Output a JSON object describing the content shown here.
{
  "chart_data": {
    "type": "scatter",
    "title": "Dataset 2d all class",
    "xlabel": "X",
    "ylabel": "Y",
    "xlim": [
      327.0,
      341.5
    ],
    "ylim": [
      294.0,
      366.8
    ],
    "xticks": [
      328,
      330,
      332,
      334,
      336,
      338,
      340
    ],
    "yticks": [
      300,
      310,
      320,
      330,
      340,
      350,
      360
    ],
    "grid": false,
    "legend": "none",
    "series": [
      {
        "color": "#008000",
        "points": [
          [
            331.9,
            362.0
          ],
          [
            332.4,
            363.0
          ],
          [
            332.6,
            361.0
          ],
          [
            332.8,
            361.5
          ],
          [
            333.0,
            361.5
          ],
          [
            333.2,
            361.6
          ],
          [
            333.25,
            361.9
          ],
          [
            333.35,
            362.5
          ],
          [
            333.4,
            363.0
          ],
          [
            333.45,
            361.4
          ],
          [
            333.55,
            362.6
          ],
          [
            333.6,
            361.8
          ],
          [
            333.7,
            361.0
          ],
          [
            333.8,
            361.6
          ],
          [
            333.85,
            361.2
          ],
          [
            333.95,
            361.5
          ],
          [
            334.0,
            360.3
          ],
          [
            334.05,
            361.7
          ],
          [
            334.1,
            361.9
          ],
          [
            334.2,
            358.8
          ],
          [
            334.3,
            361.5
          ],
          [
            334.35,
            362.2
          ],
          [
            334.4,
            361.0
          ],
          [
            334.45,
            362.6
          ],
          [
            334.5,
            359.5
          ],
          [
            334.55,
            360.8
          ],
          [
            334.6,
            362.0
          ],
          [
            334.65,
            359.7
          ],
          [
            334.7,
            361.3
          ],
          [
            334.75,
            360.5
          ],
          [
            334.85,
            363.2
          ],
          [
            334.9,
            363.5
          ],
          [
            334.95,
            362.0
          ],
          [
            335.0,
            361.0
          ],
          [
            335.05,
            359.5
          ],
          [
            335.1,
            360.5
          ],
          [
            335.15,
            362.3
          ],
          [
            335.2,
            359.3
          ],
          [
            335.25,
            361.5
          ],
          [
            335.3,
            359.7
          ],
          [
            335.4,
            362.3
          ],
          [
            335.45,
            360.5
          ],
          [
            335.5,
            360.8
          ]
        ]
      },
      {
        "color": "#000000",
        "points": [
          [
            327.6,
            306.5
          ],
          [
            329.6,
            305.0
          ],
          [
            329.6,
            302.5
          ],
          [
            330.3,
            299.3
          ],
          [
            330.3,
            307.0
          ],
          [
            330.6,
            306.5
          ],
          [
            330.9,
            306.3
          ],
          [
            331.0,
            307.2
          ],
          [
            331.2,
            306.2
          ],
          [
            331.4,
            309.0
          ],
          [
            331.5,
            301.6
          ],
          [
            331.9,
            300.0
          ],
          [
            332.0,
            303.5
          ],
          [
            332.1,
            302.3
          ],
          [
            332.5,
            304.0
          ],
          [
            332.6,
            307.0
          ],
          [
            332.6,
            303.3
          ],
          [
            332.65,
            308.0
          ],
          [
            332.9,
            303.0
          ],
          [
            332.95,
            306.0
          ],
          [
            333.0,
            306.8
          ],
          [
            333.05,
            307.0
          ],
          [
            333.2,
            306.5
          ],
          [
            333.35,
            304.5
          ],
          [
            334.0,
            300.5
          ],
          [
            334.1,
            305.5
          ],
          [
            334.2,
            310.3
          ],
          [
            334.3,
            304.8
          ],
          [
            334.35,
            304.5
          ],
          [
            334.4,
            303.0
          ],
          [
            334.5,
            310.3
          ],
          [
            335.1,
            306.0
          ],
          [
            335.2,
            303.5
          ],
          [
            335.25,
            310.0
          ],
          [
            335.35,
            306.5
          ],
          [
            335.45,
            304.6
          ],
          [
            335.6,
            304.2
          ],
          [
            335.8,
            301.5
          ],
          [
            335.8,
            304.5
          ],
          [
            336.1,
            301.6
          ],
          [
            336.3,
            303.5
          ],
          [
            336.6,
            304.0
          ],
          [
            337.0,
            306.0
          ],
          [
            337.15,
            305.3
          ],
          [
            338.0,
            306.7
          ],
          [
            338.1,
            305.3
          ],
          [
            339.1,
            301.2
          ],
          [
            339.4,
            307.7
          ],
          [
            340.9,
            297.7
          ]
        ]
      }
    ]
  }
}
.....
Write out the entries above once more, without altering anything.

Output a JSON object describing the content shown here.
{
  "chart_data": {
    "type": "scatter",
    "title": "Dataset 2d all class",
    "xlabel": "X",
    "ylabel": "Y",
    "xlim": [
      327.0,
      341.5
    ],
    "ylim": [
      294.0,
      366.8
    ],
    "xticks": [
      328,
      330,
      332,
      334,
      336,
      338,
      340
    ],
    "yticks": [
      300,
      310,
      320,
      330,
      340,
      350,
      360
    ],
    "grid": false,
    "legend": "none",
    "series": [
      {
        "color": "#008000",
        "points": [
          [
            331.9,
            362.0
          ],
          [
            332.4,
            363.0
          ],
          [
            332.6,
            361.0
          ],
          [
            332.8,
            361.5
          ],
          [
            333.0,
            361.5
          ],
          [
            333.2,
            361.6
          ],
          [
            333.25,
            361.9
          ],
          [
            333.35,
            362.5
          ],
          [
            333.4,
            363.0
          ],
          [
            333.45,
            361.4
          ],
          [
            333.55,
            362.6
          ],
          [
            333.6,
            361.8
          ],
          [
            333.7,
            361.0
          ],
          [
            333.8,
            361.6
          ],
          [
            333.85,
            361.2
          ],
          [
            333.95,
            361.5
          ],
          [
            334.0,
            360.3
          ],
          [
            334.05,
            361.7
          ],
          [
            334.1,
            361.9
          ],
          [
            334.2,
            358.8
          ],
          [
            334.3,
            361.5
          ],
          [
            334.35,
            362.2
          ],
          [
            334.4,
            361.0
          ],
          [
            334.45,
            362.6
          ],
          [
            334.5,
            359.5
          ],
          [
            334.55,
            360.8
          ],
          [
            334.6,
            362.0
          ],
          [
            334.65,
            359.7
          ],
          [
            334.7,
            361.3
          ],
          [
            334.75,
            360.5
          ],
          [
            334.85,
            363.2
          ],
          [
            334.9,
            363.5
          ],
          [
            334.95,
            362.0
          ],
          [
            335.0,
            361.0
          ],
          [
            335.05,
            359.5
          ],
          [
            335.1,
            360.5
          ],
          [
            335.15,
            362.3
          ],
          [
            335.2,
            359.3
          ],
          [
            335.25,
            361.5
          ],
          [
            335.3,
            359.7
          ],
          [
            335.4,
            362.3
          ],
          [
            335.45,
            360.5
          ],
          [
            335.5,
            360.8
          ]
        ]
      },
      {
        "color": "#000000",
        "points": [
          [
            327.6,
            306.5
          ],
          [
            329.6,
            305.0
          ],
          [
            329.6,
            302.5
          ],
          [
            330.3,
            299.3
          ],
          [
            330.3,
            307.0
          ],
          [
            330.6,
            306.5
          ],
          [
            330.9,
            306.3
          ],
          [
            331.0,
            307.2
          ],
          [
            331.2,
            306.2
          ],
          [
            331.4,
            309.0
          ],
          [
            331.5,
            301.6
          ],
          [
            331.9,
            300.0
          ],
          [
            332.0,
            303.5
          ],
          [
            332.1,
            302.3
          ],
          [
            332.5,
            304.0
          ],
          [
            332.6,
            307.0
          ],
          [
            332.6,
            303.3
          ],
          [
            332.65,
            308.0
          ],
          [
            332.9,
            303.0
          ],
          [
            332.95,
            306.0
          ],
          [
            333.0,
            306.8
          ],
          [
            333.05,
            307.0
          ],
          [
            333.2,
            306.5
          ],
          [
            333.35,
            304.5
          ],
          [
            334.0,
            300.5
          ],
          [
            334.1,
            305.5
          ],
          [
            334.2,
            310.3
          ],
          [
            334.3,
            304.8
          ],
          [
            334.35,
            304.5
          ],
          [
            334.4,
            303.0
          ],
          [
            334.5,
            310.3
          ],
          [
            335.1,
            306.0
          ],
          [
            335.2,
            303.5
          ],
          [
            335.25,
            310.0
          ],
          [
            335.35,
            306.5
          ],
          [
            335.45,
            304.6
          ],
          [
            335.6,
            304.2
          ],
          [
            335.8,
            301.5
          ],
          [
            335.8,
            304.5
          ],
          [
            336.1,
            301.6
          ],
          [
            336.3,
            303.5
          ],
          [
            336.6,
            304.0
          ],
          [
            337.0,
            306.0
          ],
          [
            337.15,
            305.3
          ],
          [
            338.0,
            306.7
          ],
          [
            338.1,
            305.3
          ],
          [
            339.1,
            301.2
          ],
          [
            339.4,
            307.7
          ],
          [
            340.9,
            297.7
          ]
        ]
      }
    ]
  }
}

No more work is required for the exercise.